(LISTED ENTRIES)
-=-=-=-=-
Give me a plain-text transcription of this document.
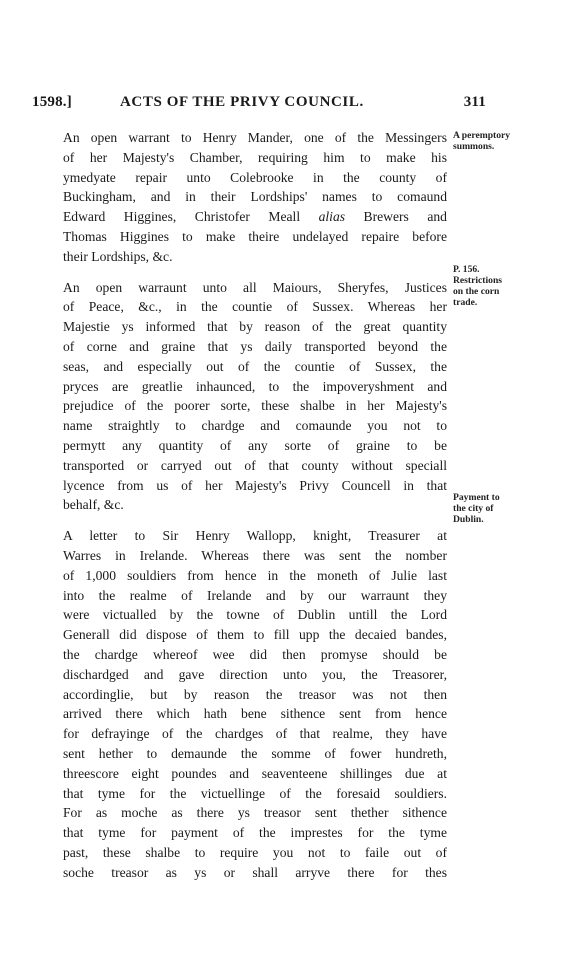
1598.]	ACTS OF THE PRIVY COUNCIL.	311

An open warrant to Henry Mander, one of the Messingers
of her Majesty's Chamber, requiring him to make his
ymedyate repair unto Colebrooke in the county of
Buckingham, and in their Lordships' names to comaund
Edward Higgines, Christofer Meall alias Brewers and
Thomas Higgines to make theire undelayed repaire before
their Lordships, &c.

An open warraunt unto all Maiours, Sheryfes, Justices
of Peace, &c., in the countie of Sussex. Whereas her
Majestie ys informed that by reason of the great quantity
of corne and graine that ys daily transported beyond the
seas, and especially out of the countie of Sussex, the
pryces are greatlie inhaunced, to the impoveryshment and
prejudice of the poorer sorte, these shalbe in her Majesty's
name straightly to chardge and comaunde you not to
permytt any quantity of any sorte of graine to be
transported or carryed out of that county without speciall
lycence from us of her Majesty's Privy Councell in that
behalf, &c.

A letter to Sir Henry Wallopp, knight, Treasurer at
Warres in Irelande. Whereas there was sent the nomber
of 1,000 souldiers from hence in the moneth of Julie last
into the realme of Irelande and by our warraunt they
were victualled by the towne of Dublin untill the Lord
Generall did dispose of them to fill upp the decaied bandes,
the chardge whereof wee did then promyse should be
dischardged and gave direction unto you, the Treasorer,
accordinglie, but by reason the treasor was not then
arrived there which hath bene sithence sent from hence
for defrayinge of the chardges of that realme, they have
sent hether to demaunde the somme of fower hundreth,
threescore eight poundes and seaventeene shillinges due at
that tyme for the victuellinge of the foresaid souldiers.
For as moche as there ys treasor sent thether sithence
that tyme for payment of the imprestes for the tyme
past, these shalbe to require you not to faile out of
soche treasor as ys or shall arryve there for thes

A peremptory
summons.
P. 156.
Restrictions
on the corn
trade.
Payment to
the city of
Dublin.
-=-=-=-=-
(WORK TO COMPLETE) The records above need to be given again exactly. Omit the pictures.

(CORRECT RESULT)
Give me a plain-text transcription of this document.
1598.]	ACTS OF THE PRIVY COUNCIL.	311

An open warrant to Henry Mander, one of the Messingers
of her Majesty's Chamber, requiring him to make his
ymedyate repair unto Colebrooke in the county of
Buckingham, and in their Lordships' names to comaund
Edward Higgines, Christofer Meall alias Brewers and
Thomas Higgines to make theire undelayed repaire before
their Lordships, &c.

An open warraunt unto all Maiours, Sheryfes, Justices
of Peace, &c., in the countie of Sussex. Whereas her
Majestie ys informed that by reason of the great quantity
of corne and graine that ys daily transported beyond the
seas, and especially out of the countie of Sussex, the
pryces are greatlie inhaunced, to the impoveryshment and
prejudice of the poorer sorte, these shalbe in her Majesty's
name straightly to chardge and comaunde you not to
permytt any quantity of any sorte of graine to be
transported or carryed out of that county without speciall
lycence from us of her Majesty's Privy Councell in that
behalf, &c.

A letter to Sir Henry Wallopp, knight, Treasurer at
Warres in Irelande. Whereas there was sent the nomber
of 1,000 souldiers from hence in the moneth of Julie last
into the realme of Irelande and by our warraunt they
were victualled by the towne of Dublin untill the Lord
Generall did dispose of them to fill upp the decaied bandes,
the chardge whereof wee did then promyse should be
dischardged and gave direction unto you, the Treasorer,
accordinglie, but by reason the treasor was not then
arrived there which hath bene sithence sent from hence
for defrayinge of the chardges of that realme, they have
sent hether to demaunde the somme of fower hundreth,
threescore eight poundes and seaventeene shillinges due at
that tyme for the victuellinge of the foresaid souldiers.
For as moche as there ys treasor sent thether sithence
that tyme for payment of the imprestes for the tyme
past, these shalbe to require you not to faile out of
soche treasor as ys or shall arryve there for thes

A peremptory
summons.
P. 156.
Restrictions
on the corn
trade.
Payment to
the city of
Dublin.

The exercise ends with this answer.